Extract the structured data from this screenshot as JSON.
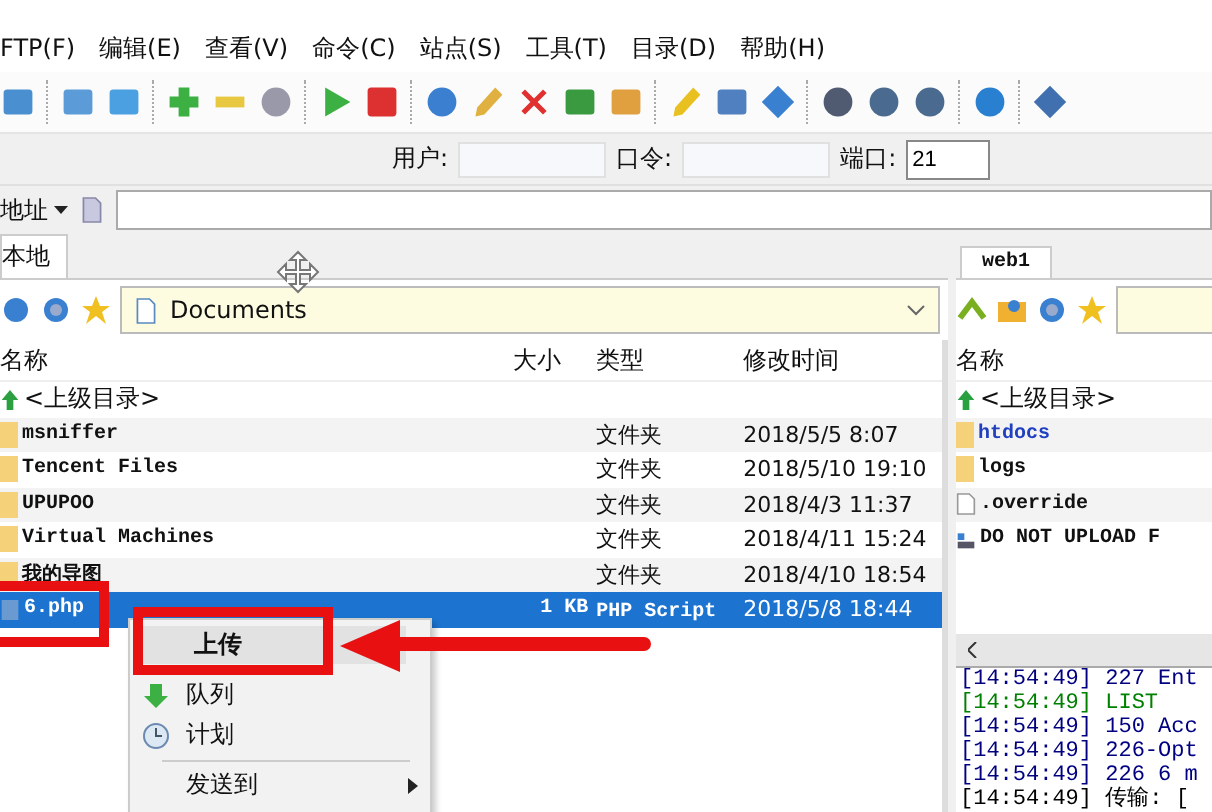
{
  "menu_bar": [
    "FTP(F)",
    "编辑(E)",
    "查看(V)",
    "命令(C)",
    "站点(S)",
    "工具(T)",
    "目录(D)",
    "帮助(H)"
  ],
  "login": {
    "user_label": "用户:",
    "password_label": "口令:",
    "port_label": "端口:",
    "port_value": "21"
  },
  "address": {
    "label": "地址"
  },
  "local": {
    "tab": "本地",
    "path": "Documents",
    "columns": [
      "名称",
      "大小",
      "类型",
      "修改时间"
    ],
    "rows": [
      {
        "kind": "up",
        "name": "<上级目录>",
        "size": "",
        "type": "",
        "modified": "",
        "selected": false
      },
      {
        "kind": "folder",
        "name": "msniffer",
        "size": "",
        "type": "文件夹",
        "modified": "2018/5/5 8:07",
        "selected": false
      },
      {
        "kind": "folder",
        "name": "Tencent Files",
        "size": "",
        "type": "文件夹",
        "modified": "2018/5/10 19:10",
        "selected": false
      },
      {
        "kind": "folder",
        "name": "UPUPOO",
        "size": "",
        "type": "文件夹",
        "modified": "2018/4/3 11:37",
        "selected": false
      },
      {
        "kind": "folder",
        "name": "Virtual Machines",
        "size": "",
        "type": "文件夹",
        "modified": "2018/4/11 15:24",
        "selected": false
      },
      {
        "kind": "folder",
        "name": "我的导图",
        "size": "",
        "type": "文件夹",
        "modified": "2018/4/10 18:54",
        "selected": false
      },
      {
        "kind": "file",
        "name": "6.php",
        "size": "1 KB",
        "type": "PHP Script",
        "modified": "2018/5/8 18:44",
        "selected": true
      }
    ]
  },
  "remote": {
    "tab": "web1",
    "column": "名称",
    "rows": [
      {
        "kind": "up",
        "name": "<上级目录>"
      },
      {
        "kind": "folder",
        "name": "htdocs"
      },
      {
        "kind": "folder",
        "name": "logs"
      },
      {
        "kind": "file",
        "name": ".override"
      },
      {
        "kind": "link",
        "name": "DO NOT UPLOAD F"
      }
    ],
    "log": [
      {
        "time": "[14:54:49]",
        "message": "227 Ent",
        "color": "#000080"
      },
      {
        "time": "[14:54:49]",
        "message": "LIST",
        "color": "#008000"
      },
      {
        "time": "[14:54:49]",
        "message": "150 Acc",
        "color": "#000080"
      },
      {
        "time": "[14:54:49]",
        "message": "226-Opt",
        "color": "#000080"
      },
      {
        "time": "[14:54:49]",
        "message": "226 6 m",
        "color": "#000080"
      },
      {
        "time": "[14:54:49]",
        "message": "传输: [",
        "color": "#000000"
      }
    ]
  },
  "context_menu": {
    "items": [
      {
        "kind": "item",
        "label": "上传",
        "selected": true,
        "submenu": false
      },
      {
        "kind": "item",
        "label": "队列",
        "selected": false,
        "submenu": false
      },
      {
        "kind": "item",
        "label": "计划",
        "selected": false,
        "submenu": false
      },
      {
        "kind": "separator"
      },
      {
        "kind": "item",
        "label": "发送到",
        "selected": false,
        "submenu": true
      }
    ]
  }
}
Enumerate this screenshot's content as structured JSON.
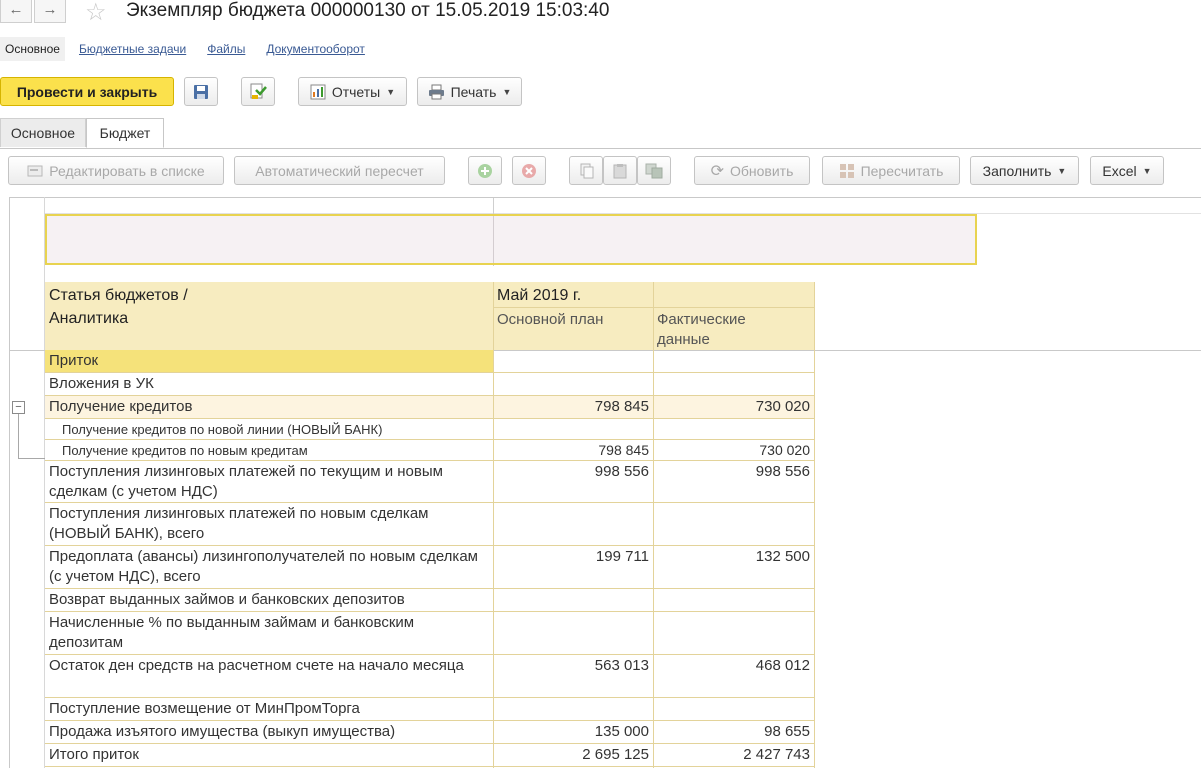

=-=-=-=-=

Quote every record above exactly, omitting any pictures they contain.

Extract the structured data from this screenshot as JSON.
{
  "menu_bar": [
    "FTP(F)",
    "编辑(E)",
    "查看(V)",
    "命令(C)",
    "站点(S)",
    "工具(T)",
    "目录(D)",
    "帮助(H)"
  ],
  "login": {
    "user_label": "用户:",
    "password_label": "口令:",
    "port_label": "端口:",
    "port_value": "21"
  },
  "address": {
    "label": "地址"
  },
  "local": {
    "tab": "本地",
    "path": "Documents",
    "columns": [
      "名称",
      "大小",
      "类型",
      "修改时间"
    ],
    "rows": [
      {
        "kind": "up",
        "name": "<上级目录>",
        "size": "",
        "type": "",
        "modified": "",
        "selected": false
      },
      {
        "kind": "folder",
        "name": "msniffer",
        "size": "",
        "type": "文件夹",
        "modified": "2018/5/5 8:07",
        "selected": false
      },
      {
        "kind": "folder",
        "name": "Tencent Files",
        "size": "",
        "type": "文件夹",
        "modified": "2018/5/10 19:10",
        "selected": false
      },
      {
        "kind": "folder",
        "name": "UPUPOO",
        "size": "",
        "type": "文件夹",
        "modified": "2018/4/3 11:37",
        "selected": false
      },
      {
        "kind": "folder",
        "name": "Virtual Machines",
        "size": "",
        "type": "文件夹",
        "modified": "2018/4/11 15:24",
        "selected": false
      },
      {
        "kind": "folder",
        "name": "我的导图",
        "size": "",
        "type": "文件夹",
        "modified": "2018/4/10 18:54",
        "selected": false
      },
      {
        "kind": "file",
        "name": "6.php",
        "size": "1 KB",
        "type": "PHP Script",
        "modified": "2018/5/8 18:44",
        "selected": true
      }
    ]
  },
  "remote": {
    "tab": "web1",
    "column": "名称",
    "rows": [
      {
        "kind": "up",
        "name": "<上级目录>"
      },
      {
        "kind": "folder",
        "name": "htdocs"
      },
      {
        "kind": "folder",
        "name": "logs"
      },
      {
        "kind": "file",
        "name": ".override"
      },
      {
        "kind": "link",
        "name": "DO NOT UPLOAD F"
      }
    ],
    "log": [
      {
        "time": "[14:54:49]",
        "message": "227 Ent",
        "color": "#000080"
      },
      {
        "time": "[14:54:49]",
        "message": "LIST",
        "color": "#008000"
      },
      {
        "time": "[14:54:49]",
        "message": "150 Acc",
        "color": "#000080"
      },
      {
        "time": "[14:54:49]",
        "message": "226-Opt",
        "color": "#000080"
      },
      {
        "time": "[14:54:49]",
        "message": "226 6 m",
        "color": "#000080"
      },
      {
        "time": "[14:54:49]",
        "message": "传输: [",
        "color": "#000000"
      }
    ]
  },
  "context_menu": {
    "items": [
      {
        "kind": "item",
        "label": "上传",
        "selected": true,
        "submenu": false
      },
      {
        "kind": "item",
        "label": "队列",
        "selected": false,
        "submenu": false
      },
      {
        "kind": "item",
        "label": "计划",
        "selected": false,
        "submenu": false
      },
      {
        "kind": "separator"
      },
      {
        "kind": "item",
        "label": "发送到",
        "selected": false,
        "submenu": true
      }
    ]
  }
}
Enumerate this screenshot's content as structured JSON.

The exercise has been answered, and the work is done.